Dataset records
Start

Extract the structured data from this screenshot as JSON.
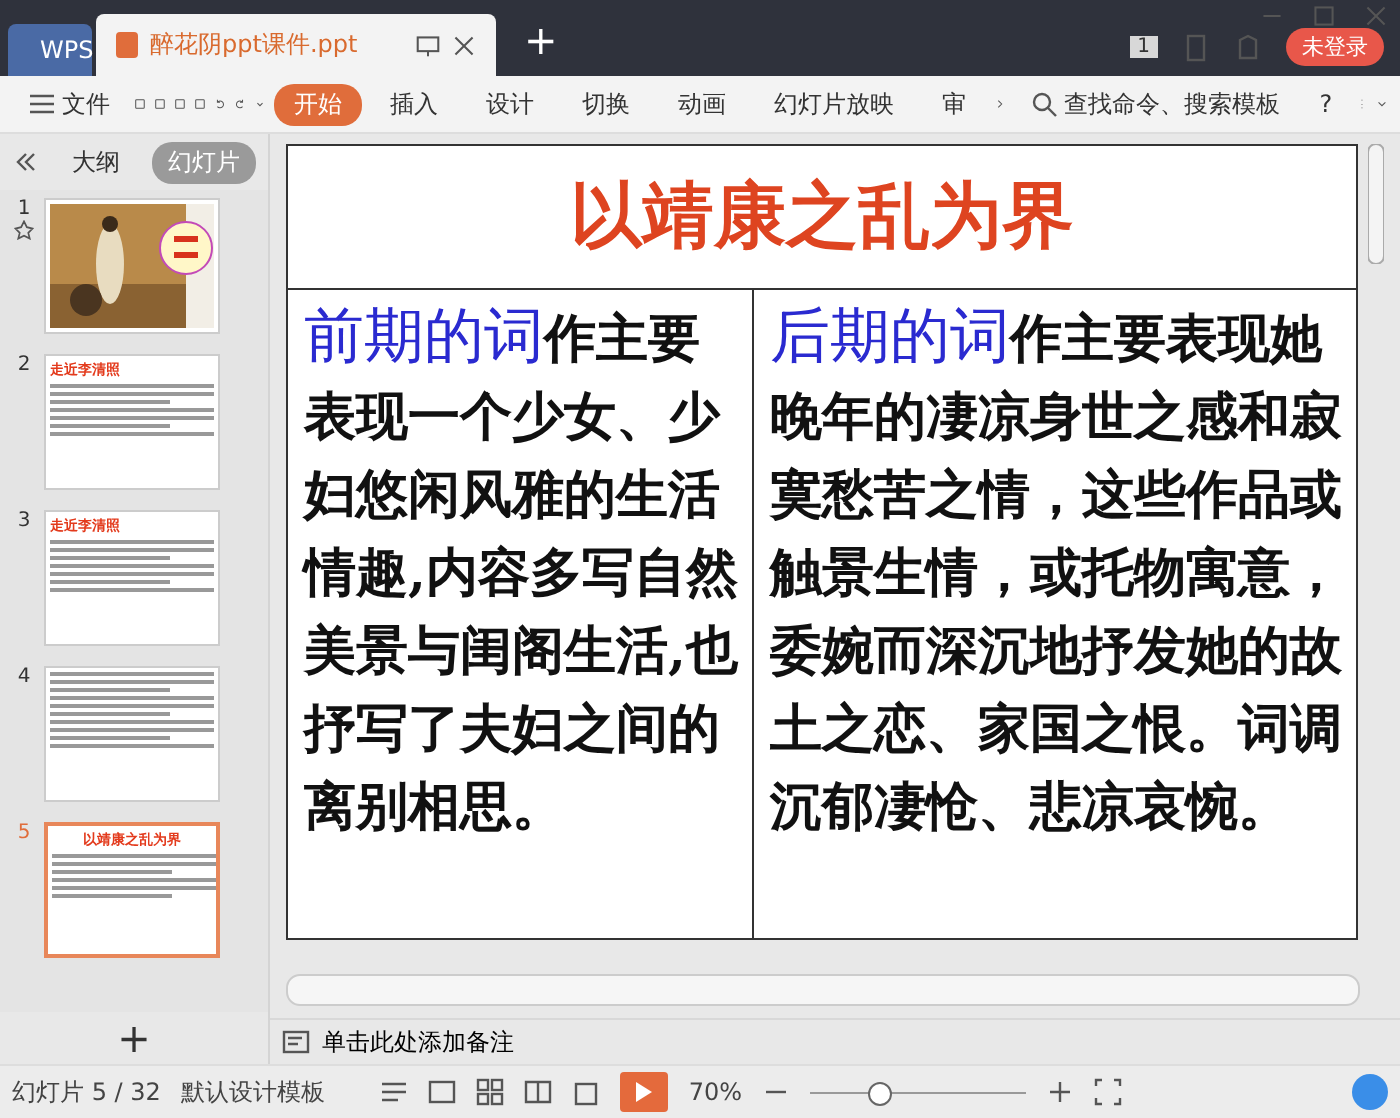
{
  "tabs": [
    {
      "kind": "home",
      "label": "WPS",
      "selected": false
    },
    {
      "kind": "doc",
      "label": "醉花阴ppt课件.ppt",
      "selected": true
    }
  ],
  "new_tab": "+",
  "page_badge": "1",
  "login": "未登录",
  "menu": {
    "file": "文件",
    "ribbon": [
      {
        "label": "开始",
        "selected": true
      },
      {
        "label": "插入",
        "selected": false
      },
      {
        "label": "设计",
        "selected": false
      },
      {
        "label": "切换",
        "selected": false
      },
      {
        "label": "动画",
        "selected": false
      },
      {
        "label": "幻灯片放映",
        "selected": false
      },
      {
        "label": "审",
        "selected": false
      }
    ],
    "search": "查找命令、搜索模板",
    "help": "?"
  },
  "panel": {
    "views": [
      {
        "label": "大纲",
        "selected": false
      },
      {
        "label": "幻灯片",
        "selected": true
      }
    ],
    "thumbnails": [
      {
        "number": "1",
        "kind": "picture",
        "selected": false,
        "starred": true
      },
      {
        "number": "2",
        "kind": "text",
        "title": "走近李清照",
        "selected": false,
        "starred": false
      },
      {
        "number": "3",
        "kind": "text",
        "title": "走近李清照",
        "selected": false,
        "starred": false
      },
      {
        "number": "4",
        "kind": "text",
        "selected": false,
        "starred": false
      },
      {
        "number": "5",
        "kind": "table",
        "title": "以靖康之乱为界",
        "selected": true,
        "starred": false
      }
    ],
    "add": "+"
  },
  "slide": {
    "title": "以靖康之乱为界",
    "columns": [
      {
        "lead": "前期的词",
        "body": "作主要表现一个少女、少妇悠闲风雅的生活情趣,内容多写自然美景与闺阁生活,也抒写了夫妇之间的离别相思。"
      },
      {
        "lead": "后期的词",
        "body": "作主要表现她晚年的凄凉身世之感和寂寞愁苦之情，这些作品或触景生情，或托物寓意，委婉而深沉地抒发她的故土之恋、家国之恨。词调沉郁凄怆、悲凉哀惋。"
      }
    ]
  },
  "notes": "单击此处添加备注",
  "status": {
    "slide": "幻灯片 5 / 32",
    "template": "默认设计模板",
    "zoom": "70%",
    "zoom_slider": {
      "level": 0.32
    }
  }
}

End

**Given instruction**
Quote every entry exactly, with the pictures omitted.

**Problem solution**
Extract the structured data from this screenshot as JSON.
{
  "tabs": [
    {
      "kind": "home",
      "label": "WPS",
      "selected": false
    },
    {
      "kind": "doc",
      "label": "醉花阴ppt课件.ppt",
      "selected": true
    }
  ],
  "new_tab": "+",
  "page_badge": "1",
  "login": "未登录",
  "menu": {
    "file": "文件",
    "ribbon": [
      {
        "label": "开始",
        "selected": true
      },
      {
        "label": "插入",
        "selected": false
      },
      {
        "label": "设计",
        "selected": false
      },
      {
        "label": "切换",
        "selected": false
      },
      {
        "label": "动画",
        "selected": false
      },
      {
        "label": "幻灯片放映",
        "selected": false
      },
      {
        "label": "审",
        "selected": false
      }
    ],
    "search": "查找命令、搜索模板",
    "help": "?"
  },
  "panel": {
    "views": [
      {
        "label": "大纲",
        "selected": false
      },
      {
        "label": "幻灯片",
        "selected": true
      }
    ],
    "thumbnails": [
      {
        "number": "1",
        "kind": "picture",
        "selected": false,
        "starred": true
      },
      {
        "number": "2",
        "kind": "text",
        "title": "走近李清照",
        "selected": false,
        "starred": false
      },
      {
        "number": "3",
        "kind": "text",
        "title": "走近李清照",
        "selected": false,
        "starred": false
      },
      {
        "number": "4",
        "kind": "text",
        "selected": false,
        "starred": false
      },
      {
        "number": "5",
        "kind": "table",
        "title": "以靖康之乱为界",
        "selected": true,
        "starred": false
      }
    ],
    "add": "+"
  },
  "slide": {
    "title": "以靖康之乱为界",
    "columns": [
      {
        "lead": "前期的词",
        "body": "作主要表现一个少女、少妇悠闲风雅的生活情趣,内容多写自然美景与闺阁生活,也抒写了夫妇之间的离别相思。"
      },
      {
        "lead": "后期的词",
        "body": "作主要表现她晚年的凄凉身世之感和寂寞愁苦之情，这些作品或触景生情，或托物寓意，委婉而深沉地抒发她的故土之恋、家国之恨。词调沉郁凄怆、悲凉哀惋。"
      }
    ]
  },
  "notes": "单击此处添加备注",
  "status": {
    "slide": "幻灯片 5 / 32",
    "template": "默认设计模板",
    "zoom": "70%",
    "zoom_slider": {
      "level": 0.32
    }
  }
}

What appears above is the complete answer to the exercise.